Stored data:
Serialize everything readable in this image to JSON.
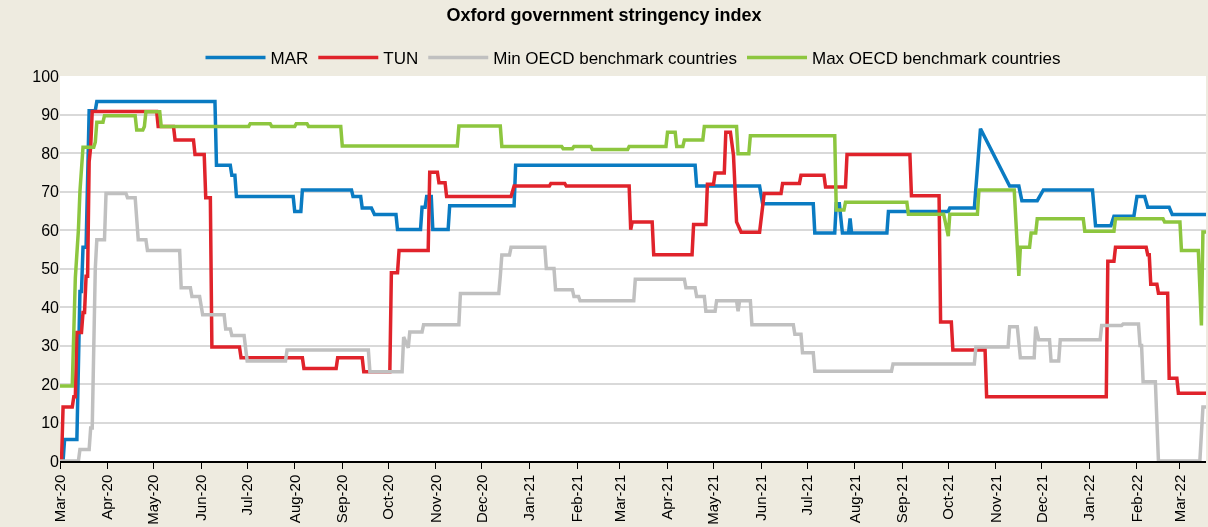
{
  "chart_data": {
    "type": "line",
    "title": "Oxford government stringency index",
    "xlim": [
      "2020-03-01",
      "2022-03-18"
    ],
    "xticks": [
      {
        "value": "2020-03-01",
        "label": "Mar-20"
      },
      {
        "value": "2020-04-01",
        "label": "Apr-20"
      },
      {
        "value": "2020-05-01",
        "label": "May-20"
      },
      {
        "value": "2020-06-01",
        "label": "Jun-20"
      },
      {
        "value": "2020-07-01",
        "label": "Jul-20"
      },
      {
        "value": "2020-08-01",
        "label": "Aug-20"
      },
      {
        "value": "2020-09-01",
        "label": "Sep-20"
      },
      {
        "value": "2020-10-01",
        "label": "Oct-20"
      },
      {
        "value": "2020-11-01",
        "label": "Nov-20"
      },
      {
        "value": "2020-12-01",
        "label": "Dec-20"
      },
      {
        "value": "2021-01-01",
        "label": "Jan-21"
      },
      {
        "value": "2021-02-01",
        "label": "Feb-21"
      },
      {
        "value": "2021-03-01",
        "label": "Mar-21"
      },
      {
        "value": "2021-04-01",
        "label": "Apr-21"
      },
      {
        "value": "2021-05-01",
        "label": "May-21"
      },
      {
        "value": "2021-06-01",
        "label": "Jun-21"
      },
      {
        "value": "2021-07-01",
        "label": "Jul-21"
      },
      {
        "value": "2021-08-01",
        "label": "Aug-21"
      },
      {
        "value": "2021-09-01",
        "label": "Sep-21"
      },
      {
        "value": "2021-10-01",
        "label": "Oct-21"
      },
      {
        "value": "2021-11-01",
        "label": "Nov-21"
      },
      {
        "value": "2021-12-01",
        "label": "Dec-21"
      },
      {
        "value": "2022-01-01",
        "label": "Jan-22"
      },
      {
        "value": "2022-02-01",
        "label": "Feb-22"
      },
      {
        "value": "2022-03-01",
        "label": "Mar-22"
      }
    ],
    "ylim": [
      0,
      100
    ],
    "yticks": [
      0,
      10,
      20,
      30,
      40,
      50,
      60,
      70,
      80,
      90,
      100
    ],
    "grid": "y",
    "legend": "top",
    "series": [
      {
        "name": "MAR",
        "color": "#0a7bc2",
        "x": [
          "2020-03-03",
          "2020-03-04",
          "2020-03-12",
          "2020-03-14",
          "2020-03-15",
          "2020-03-16",
          "2020-03-18",
          "2020-03-20",
          "2020-03-24",
          "2020-03-25",
          "2020-06-10",
          "2020-06-11",
          "2020-06-20",
          "2020-06-21",
          "2020-06-23",
          "2020-06-24",
          "2020-07-31",
          "2020-08-01",
          "2020-08-05",
          "2020-08-06",
          "2020-09-07",
          "2020-09-08",
          "2020-09-13",
          "2020-09-14",
          "2020-09-20",
          "2020-09-22",
          "2020-10-06",
          "2020-10-07",
          "2020-10-22",
          "2020-10-23",
          "2020-10-25",
          "2020-10-26",
          "2020-10-29",
          "2020-10-30",
          "2020-11-09",
          "2020-11-10",
          "2020-12-22",
          "2020-12-23",
          "2021-04-19",
          "2021-04-20",
          "2021-05-31",
          "2021-06-02",
          "2021-07-05",
          "2021-07-06",
          "2021-07-19",
          "2021-07-20",
          "2021-07-22",
          "2021-07-24",
          "2021-07-28",
          "2021-07-29",
          "2021-07-30",
          "2021-08-22",
          "2021-08-23",
          "2021-10-01",
          "2021-10-02",
          "2021-10-18",
          "2021-10-22",
          "2021-11-10",
          "2021-11-16",
          "2021-11-18",
          "2021-11-28",
          "2021-12-02",
          "2022-01-03",
          "2022-01-05",
          "2022-01-15",
          "2022-01-17",
          "2022-01-30",
          "2022-02-01",
          "2022-02-06",
          "2022-02-08",
          "2022-02-22",
          "2022-02-24",
          "2022-03-18"
        ],
        "values": [
          0,
          5.6,
          5.6,
          44,
          44,
          55.5,
          55.5,
          91,
          91,
          93.4,
          93.4,
          76.8,
          76.8,
          74.2,
          74.2,
          68.7,
          68.7,
          64.8,
          64.8,
          70.4,
          70.4,
          68.7,
          68.7,
          65.7,
          65.7,
          64,
          64,
          60.1,
          60.1,
          65.9,
          65.9,
          68.7,
          68.7,
          60.1,
          60.1,
          66.3,
          66.3,
          76.8,
          76.8,
          71.4,
          71.4,
          66.8,
          66.8,
          59.2,
          59.2,
          66.8,
          66.8,
          59.2,
          59.2,
          63,
          59.2,
          59.2,
          64.8,
          64.8,
          65.7,
          65.7,
          86.3,
          71.4,
          71.4,
          67.6,
          67.6,
          70.4,
          70.4,
          61.1,
          61.1,
          63.6,
          63.6,
          68.7,
          68.7,
          65.9,
          65.9,
          64,
          64
        ]
      },
      {
        "name": "TUN",
        "color": "#e0232b",
        "x": [
          "2020-03-02",
          "2020-03-03",
          "2020-03-09",
          "2020-03-10",
          "2020-03-11",
          "2020-03-12",
          "2020-03-15",
          "2020-03-16",
          "2020-03-17",
          "2020-03-18",
          "2020-03-19",
          "2020-03-20",
          "2020-03-21",
          "2020-03-22",
          "2020-05-03",
          "2020-05-04",
          "2020-05-14",
          "2020-05-15",
          "2020-05-27",
          "2020-05-28",
          "2020-06-03",
          "2020-06-04",
          "2020-06-07",
          "2020-06-08",
          "2020-06-26",
          "2020-06-27",
          "2020-08-06",
          "2020-08-07",
          "2020-08-28",
          "2020-08-29",
          "2020-09-14",
          "2020-09-15",
          "2020-10-02",
          "2020-10-03",
          "2020-10-07",
          "2020-10-08",
          "2020-10-27",
          "2020-10-28",
          "2020-11-02",
          "2020-11-03",
          "2020-11-07",
          "2020-11-08",
          "2020-12-20",
          "2020-12-22",
          "2021-01-14",
          "2021-01-15",
          "2021-01-24",
          "2021-01-25",
          "2021-03-07",
          "2021-03-08",
          "2021-03-09",
          "2021-03-22",
          "2021-03-23",
          "2021-04-17",
          "2021-04-18",
          "2021-04-26",
          "2021-04-27",
          "2021-05-01",
          "2021-05-02",
          "2021-05-08",
          "2021-05-09",
          "2021-05-12",
          "2021-05-14",
          "2021-05-16",
          "2021-05-19",
          "2021-05-31",
          "2021-06-03",
          "2021-06-14",
          "2021-06-15",
          "2021-06-26",
          "2021-06-27",
          "2021-07-12",
          "2021-07-13",
          "2021-07-26",
          "2021-07-27",
          "2021-09-06",
          "2021-09-07",
          "2021-09-25",
          "2021-09-26",
          "2021-10-03",
          "2021-10-04",
          "2021-10-25",
          "2021-10-26",
          "2022-01-12",
          "2022-01-13",
          "2022-01-17",
          "2022-01-18",
          "2022-02-07",
          "2022-02-08",
          "2022-02-09",
          "2022-02-10",
          "2022-02-14",
          "2022-02-15",
          "2022-02-21",
          "2022-02-22",
          "2022-02-27",
          "2022-02-28",
          "2022-03-18"
        ],
        "values": [
          0,
          14,
          14,
          16.7,
          16.7,
          33.4,
          33.4,
          38.6,
          38.6,
          48,
          48,
          77.7,
          81.5,
          90.8,
          90.8,
          86.9,
          86.9,
          83.4,
          83.4,
          79.6,
          79.6,
          68.4,
          68.4,
          29.6,
          29.6,
          26.8,
          26.8,
          24,
          24,
          26.8,
          26.8,
          23.2,
          23.2,
          48.9,
          48.9,
          54.7,
          54.7,
          75,
          75,
          72.3,
          72.3,
          68.7,
          68.7,
          71.4,
          71.4,
          72.1,
          72.1,
          71.4,
          71.4,
          60.1,
          62.1,
          62.1,
          53.6,
          53.6,
          61.4,
          61.4,
          71.9,
          71.9,
          74.8,
          74.8,
          85.4,
          85.4,
          79.4,
          62.1,
          59.4,
          59.4,
          69.5,
          69.5,
          72.1,
          72.1,
          74.2,
          74.2,
          71.2,
          71.2,
          79.6,
          79.6,
          68.9,
          68.9,
          36.1,
          36.1,
          28.8,
          28.8,
          16.7,
          16.7,
          51.9,
          51.9,
          55.5,
          55.5,
          53.6,
          53.6,
          45.9,
          45.9,
          43.6,
          43.6,
          21.5,
          21.5,
          17.6,
          17.6
        ]
      },
      {
        "name": "Min OECD benchmark countries",
        "color": "#c0c0c0",
        "x": [
          "2020-03-01",
          "2020-03-13",
          "2020-03-14",
          "2020-03-20",
          "2020-03-21",
          "2020-03-22",
          "2020-03-24",
          "2020-03-25",
          "2020-03-30",
          "2020-03-31",
          "2020-04-13",
          "2020-04-14",
          "2020-04-19",
          "2020-04-21",
          "2020-04-26",
          "2020-04-27",
          "2020-05-18",
          "2020-05-19",
          "2020-05-25",
          "2020-05-26",
          "2020-05-31",
          "2020-06-02",
          "2020-06-16",
          "2020-06-17",
          "2020-06-20",
          "2020-06-21",
          "2020-06-29",
          "2020-07-01",
          "2020-07-26",
          "2020-07-27",
          "2020-09-18",
          "2020-09-19",
          "2020-10-10",
          "2020-10-11",
          "2020-10-14",
          "2020-10-15",
          "2020-10-23",
          "2020-10-24",
          "2020-11-16",
          "2020-11-17",
          "2020-12-12",
          "2020-12-13",
          "2020-12-14",
          "2020-12-19",
          "2020-12-20",
          "2021-01-11",
          "2021-01-12",
          "2021-01-17",
          "2021-01-18",
          "2021-01-29",
          "2021-01-30",
          "2021-02-02",
          "2021-02-03",
          "2021-03-10",
          "2021-03-11",
          "2021-04-12",
          "2021-04-13",
          "2021-04-19",
          "2021-04-20",
          "2021-04-25",
          "2021-04-26",
          "2021-05-02",
          "2021-05-03",
          "2021-05-16",
          "2021-05-17",
          "2021-05-18",
          "2021-05-25",
          "2021-05-26",
          "2021-06-22",
          "2021-06-23",
          "2021-06-27",
          "2021-06-28",
          "2021-07-05",
          "2021-07-06",
          "2021-08-25",
          "2021-08-26",
          "2021-10-18",
          "2021-10-19",
          "2021-11-09",
          "2021-11-10",
          "2021-11-15",
          "2021-11-17",
          "2021-11-26",
          "2021-11-27",
          "2021-11-29",
          "2021-12-06",
          "2021-12-07",
          "2021-12-12",
          "2021-12-13",
          "2022-01-08",
          "2022-01-09",
          "2022-01-22",
          "2022-01-23",
          "2022-02-02",
          "2022-02-03",
          "2022-02-04",
          "2022-02-05",
          "2022-02-13",
          "2022-02-15",
          "2022-03-14",
          "2022-03-16",
          "2022-03-18"
        ],
        "values": [
          0,
          0,
          3,
          3,
          8.6,
          8.6,
          50,
          57.5,
          57.5,
          69.5,
          69.5,
          68.4,
          68.4,
          57.5,
          57.5,
          54.7,
          54.7,
          45,
          45,
          42.7,
          42.7,
          38,
          38,
          34.3,
          34.3,
          32.6,
          32.6,
          26,
          26,
          28.8,
          28.8,
          23.2,
          23.2,
          32.2,
          29.4,
          33.5,
          33.5,
          35.4,
          35.4,
          43.5,
          43.5,
          48,
          53.5,
          53.5,
          55.5,
          55.5,
          50,
          50,
          44.5,
          44.5,
          42.7,
          42.7,
          41.6,
          41.6,
          47.2,
          47.2,
          45,
          45,
          42.7,
          42.7,
          38.9,
          38.9,
          41.6,
          41.6,
          38.9,
          41.6,
          41.6,
          35.4,
          35.4,
          32.9,
          32.9,
          28.1,
          28.1,
          23.3,
          23.3,
          25.2,
          25.2,
          29.6,
          29.6,
          34.9,
          34.9,
          26.8,
          26.8,
          34.9,
          31.5,
          31.5,
          26,
          26,
          31.5,
          31.5,
          35.2,
          35.2,
          35.6,
          35.6,
          30,
          30,
          20.6,
          20.6,
          0,
          0,
          14,
          14
        ]
      },
      {
        "name": "Max OECD benchmark countries",
        "color": "#8dc63f",
        "x": [
          "2020-03-01",
          "2020-03-09",
          "2020-03-11",
          "2020-03-13",
          "2020-03-14",
          "2020-03-16",
          "2020-03-23",
          "2020-03-24",
          "2020-03-25",
          "2020-03-29",
          "2020-03-30",
          "2020-04-19",
          "2020-04-20",
          "2020-04-24",
          "2020-04-25",
          "2020-04-26",
          "2020-05-05",
          "2020-05-06",
          "2020-07-02",
          "2020-07-03",
          "2020-07-16",
          "2020-07-17",
          "2020-08-01",
          "2020-08-02",
          "2020-08-09",
          "2020-08-10",
          "2020-08-31",
          "2020-09-01",
          "2020-11-15",
          "2020-11-16",
          "2020-12-13",
          "2020-12-14",
          "2021-01-22",
          "2021-01-23",
          "2021-01-29",
          "2021-01-30",
          "2021-02-10",
          "2021-02-11",
          "2021-03-06",
          "2021-03-07",
          "2021-03-31",
          "2021-04-01",
          "2021-04-06",
          "2021-04-07",
          "2021-04-11",
          "2021-04-12",
          "2021-04-24",
          "2021-04-25",
          "2021-05-16",
          "2021-05-17",
          "2021-05-24",
          "2021-05-25",
          "2021-07-19",
          "2021-07-20",
          "2021-07-25",
          "2021-07-26",
          "2021-09-04",
          "2021-09-05",
          "2021-09-28",
          "2021-10-01",
          "2021-10-02",
          "2021-10-20",
          "2021-10-21",
          "2021-11-13",
          "2021-11-16",
          "2021-11-17",
          "2021-11-23",
          "2021-11-24",
          "2021-11-27",
          "2021-11-28",
          "2021-12-28",
          "2021-12-29",
          "2022-01-17",
          "2022-01-18",
          "2022-02-18",
          "2022-02-19",
          "2022-03-01",
          "2022-03-02",
          "2022-03-13",
          "2022-03-15",
          "2022-03-16",
          "2022-03-18"
        ],
        "values": [
          19.5,
          19.5,
          47.6,
          60,
          70,
          81.5,
          81.5,
          82.8,
          88,
          88,
          89.7,
          89.7,
          86,
          86,
          86.9,
          90.7,
          90.7,
          86.9,
          86.9,
          87.6,
          87.6,
          86.9,
          86.9,
          87.6,
          87.6,
          86.9,
          86.9,
          81.8,
          81.8,
          87,
          87,
          81.7,
          81.7,
          81.1,
          81.1,
          81.7,
          81.7,
          80.9,
          80.9,
          81.7,
          81.7,
          85.4,
          85.4,
          81.7,
          81.7,
          83.4,
          83.4,
          86.9,
          86.9,
          79.8,
          79.8,
          84.5,
          84.5,
          65.2,
          65.2,
          67.2,
          67.2,
          64.1,
          64.1,
          58.4,
          64.1,
          64.1,
          70.4,
          70.4,
          48.1,
          55.5,
          55.5,
          59.2,
          59.2,
          62.9,
          62.9,
          59.7,
          59.7,
          62.9,
          62.9,
          62.1,
          62.1,
          54.7,
          54.7,
          35.2,
          59.5,
          59.5
        ]
      }
    ]
  }
}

Directive:
Which lines contain "OECD"? Copy each of them out.

Answer:
        "name": "Min OECD benchmark countries",
        "name": "Max OECD benchmark countries",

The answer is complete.